----- Data

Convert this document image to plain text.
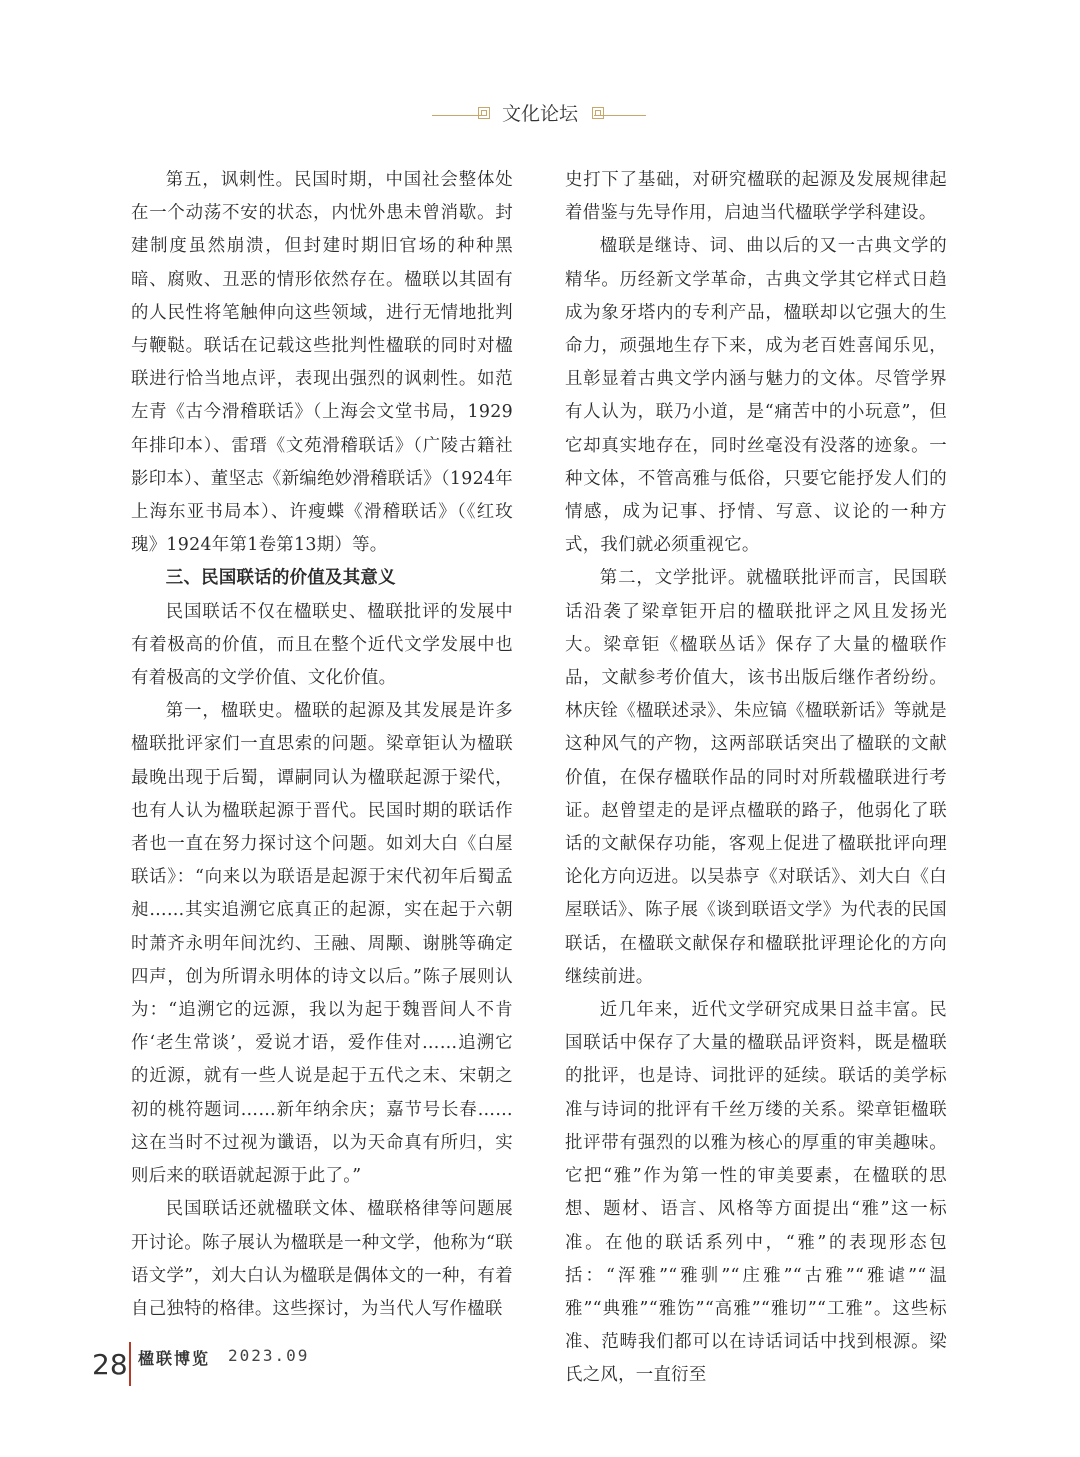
文化论坛

第五，讽刺性。民国时期，中国社会整体处在一个动荡不安的状态，内忧外患未曾消歇。封建制度虽然崩溃，但封建时期旧官场的种种黑暗、腐败、丑恶的情形依然存在。楹联以其固有的人民性将笔触伸向这些领域，进行无情地批判与鞭鞑。联话在记载这些批判性楹联的同时对楹联进行恰当地点评，表现出强烈的讽刺性。如范左青《古今滑稽联话》（上海会文堂书局，1929年排印本）、雷瑨《文苑滑稽联话》（广陵古籍社影印本）、董坚志《新编绝妙滑稽联话》（1924年上海东亚书局本）、许瘦蝶《滑稽联话》（《红玫瑰》1924年第1卷第13期）等。

三、民国联话的价值及其意义

民国联话不仅在楹联史、楹联批评的发展中有着极高的价值，而且在整个近代文学发展中也有着极高的文学价值、文化价值。

第一，楹联史。楹联的起源及其发展是许多楹联批评家们一直思索的问题。梁章钜认为楹联最晚出现于后蜀，谭嗣同认为楹联起源于梁代，也有人认为楹联起源于晋代。民国时期的联话作者也一直在努力探讨这个问题。如刘大白《白屋联话》：“向来以为联语是起源于宋代初年后蜀孟昶……其实追溯它底真正的起源，实在起于六朝时萧齐永明年间沈约、王融、周颙、谢朓等确定四声，创为所谓永明体的诗文以后。”陈子展则认为：“追溯它的远源，我以为起于魏晋间人不肯作‘老生常谈’，爱说才语，爱作佳对……追溯它的近源，就有一些人说是起于五代之末、宋朝之初的桃符题词……新年纳余庆；嘉节号长春……这在当时不过视为谶语，以为天命真有所归，实则后来的联语就起源于此了。”

民国联话还就楹联文体、楹联格律等问题展开讨论。陈子展认为楹联是一种文学，他称为“联语文学”，刘大白认为楹联是偶体文的一种，有着自己独特的格律。这些探讨，为当代人写作楹联

史打下了基础，对研究楹联的起源及发展规律起着借鉴与先导作用，启迪当代楹联学学科建设。

楹联是继诗、词、曲以后的又一古典文学的精华。历经新文学革命，古典文学其它样式日趋成为象牙塔内的专利产品，楹联却以它强大的生命力，顽强地生存下来，成为老百姓喜闻乐见，且彰显着古典文学内涵与魅力的文体。尽管学界有人认为，联乃小道，是“痛苦中的小玩意”，但它却真实地存在，同时丝毫没有没落的迹象。一种文体，不管高雅与低俗，只要它能抒发人们的情感，成为记事、抒情、写意、议论的一种方式，我们就必须重视它。

第二，文学批评。就楹联批评而言，民国联话沿袭了梁章钜开启的楹联批评之风且发扬光大。梁章钜《楹联丛话》保存了大量的楹联作品，文献参考价值大，该书出版后继作者纷纷。林庆铨《楹联述录》、朱应镐《楹联新话》等就是这种风气的产物，这两部联话突出了楹联的文献价值，在保存楹联作品的同时对所载楹联进行考证。赵曾望走的是评点楹联的路子，他弱化了联话的文献保存功能，客观上促进了楹联批评向理论化方向迈进。以吴恭亨《对联话》、刘大白《白屋联话》、陈子展《谈到联语文学》为代表的民国联话，在楹联文献保存和楹联批评理论化的方向继续前进。

近几年来，近代文学研究成果日益丰富。民国联话中保存了大量的楹联品评资料，既是楹联的批评，也是诗、词批评的延续。联话的美学标准与诗词的批评有千丝万缕的关系。梁章钜楹联批评带有强烈的以雅为核心的厚重的审美趣味。它把“雅”作为第一性的审美要素，在楹联的思想、题材、语言、风格等方面提出“雅”这一标准。在他的联话系列中，“雅”的表现形态包括：“浑雅”“雅驯”“庄雅”“古雅”“雅谑”“温雅”“典雅”“雅饬”“高雅”“雅切”“工雅”。这些标准、范畴我们都可以在诗话词话中找到根源。梁氏之风，一直衍至

28 楹联博览 2023.09
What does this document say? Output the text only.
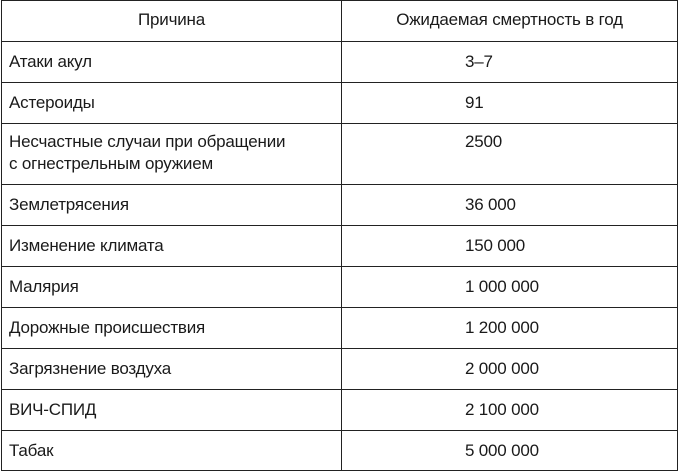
Причина	Ожидаемая смертность в год

Атаки акул	3–7

Астероиды	91

Несчастные случаи при обращении
с огнестрельным оружием	2500

Землетрясения	36 000

Изменение климата	150 000

Малярия	1 000 000

Дорожные происшествия	1 200 000

Загрязнение воздуха	2 000 000

ВИЧ-СПИД	2 100 000

Табак	5 000 000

----------

### Task details
The listing above needs to be output again exactly. Don't include the pictures.

### The reply
Convert this document image to plain text.
文化论坛

第五，讽刺性。民国时期，中国社会整体处在一个动荡不安的状态，内忧外患未曾消歇。封建制度虽然崩溃，但封建时期旧官场的种种黑暗、腐败、丑恶的情形依然存在。楹联以其固有的人民性将笔触伸向这些领域，进行无情地批判与鞭鞑。联话在记载这些批判性楹联的同时对楹联进行恰当地点评，表现出强烈的讽刺性。如范左青《古今滑稽联话》（上海会文堂书局，1929年排印本）、雷瑨《文苑滑稽联话》（广陵古籍社影印本）、董坚志《新编绝妙滑稽联话》（1924年上海东亚书局本）、许瘦蝶《滑稽联话》（《红玫瑰》1924年第1卷第13期）等。

三、民国联话的价值及其意义

民国联话不仅在楹联史、楹联批评的发展中有着极高的价值，而且在整个近代文学发展中也有着极高的文学价值、文化价值。

第一，楹联史。楹联的起源及其发展是许多楹联批评家们一直思索的问题。梁章钜认为楹联最晚出现于后蜀，谭嗣同认为楹联起源于梁代，也有人认为楹联起源于晋代。民国时期的联话作者也一直在努力探讨这个问题。如刘大白《白屋联话》：“向来以为联语是起源于宋代初年后蜀孟昶……其实追溯它底真正的起源，实在起于六朝时萧齐永明年间沈约、王融、周颙、谢朓等确定四声，创为所谓永明体的诗文以后。”陈子展则认为：“追溯它的远源，我以为起于魏晋间人不肯作‘老生常谈’，爱说才语，爱作佳对……追溯它的近源，就有一些人说是起于五代之末、宋朝之初的桃符题词……新年纳余庆；嘉节号长春……这在当时不过视为谶语，以为天命真有所归，实则后来的联语就起源于此了。”

民国联话还就楹联文体、楹联格律等问题展开讨论。陈子展认为楹联是一种文学，他称为“联语文学”，刘大白认为楹联是偶体文的一种，有着自己独特的格律。这些探讨，为当代人写作楹联

史打下了基础，对研究楹联的起源及发展规律起着借鉴与先导作用，启迪当代楹联学学科建设。

楹联是继诗、词、曲以后的又一古典文学的精华。历经新文学革命，古典文学其它样式日趋成为象牙塔内的专利产品，楹联却以它强大的生命力，顽强地生存下来，成为老百姓喜闻乐见，且彰显着古典文学内涵与魅力的文体。尽管学界有人认为，联乃小道，是“痛苦中的小玩意”，但它却真实地存在，同时丝毫没有没落的迹象。一种文体，不管高雅与低俗，只要它能抒发人们的情感，成为记事、抒情、写意、议论的一种方式，我们就必须重视它。

第二，文学批评。就楹联批评而言，民国联话沿袭了梁章钜开启的楹联批评之风且发扬光大。梁章钜《楹联丛话》保存了大量的楹联作品，文献参考价值大，该书出版后继作者纷纷。林庆铨《楹联述录》、朱应镐《楹联新话》等就是这种风气的产物，这两部联话突出了楹联的文献价值，在保存楹联作品的同时对所载楹联进行考证。赵曾望走的是评点楹联的路子，他弱化了联话的文献保存功能，客观上促进了楹联批评向理论化方向迈进。以吴恭亨《对联话》、刘大白《白屋联话》、陈子展《谈到联语文学》为代表的民国联话，在楹联文献保存和楹联批评理论化的方向继续前进。

近几年来，近代文学研究成果日益丰富。民国联话中保存了大量的楹联品评资料，既是楹联的批评，也是诗、词批评的延续。联话的美学标准与诗词的批评有千丝万缕的关系。梁章钜楹联批评带有强烈的以雅为核心的厚重的审美趣味。它把“雅”作为第一性的审美要素，在楹联的思想、题材、语言、风格等方面提出“雅”这一标准。在他的联话系列中，“雅”的表现形态包括：“浑雅”“雅驯”“庄雅”“古雅”“雅谑”“温雅”“典雅”“雅饬”“高雅”“雅切”“工雅”。这些标准、范畴我们都可以在诗话词话中找到根源。梁氏之风，一直衍至

28 楹联博览 2023.09
What does this document say? Output the text only.
Причина	Ожидаемая смертность в год

Атаки акул	3–7

Астероиды	91

Несчастные случаи при обращении
с огнестрельным оружием	2500

Землетрясения	36 000

Изменение климата	150 000

Малярия	1 000 000

Дорожные происшествия	1 200 000

Загрязнение воздуха	2 000 000

ВИЧ-СПИД	2 100 000

Табак	5 000 000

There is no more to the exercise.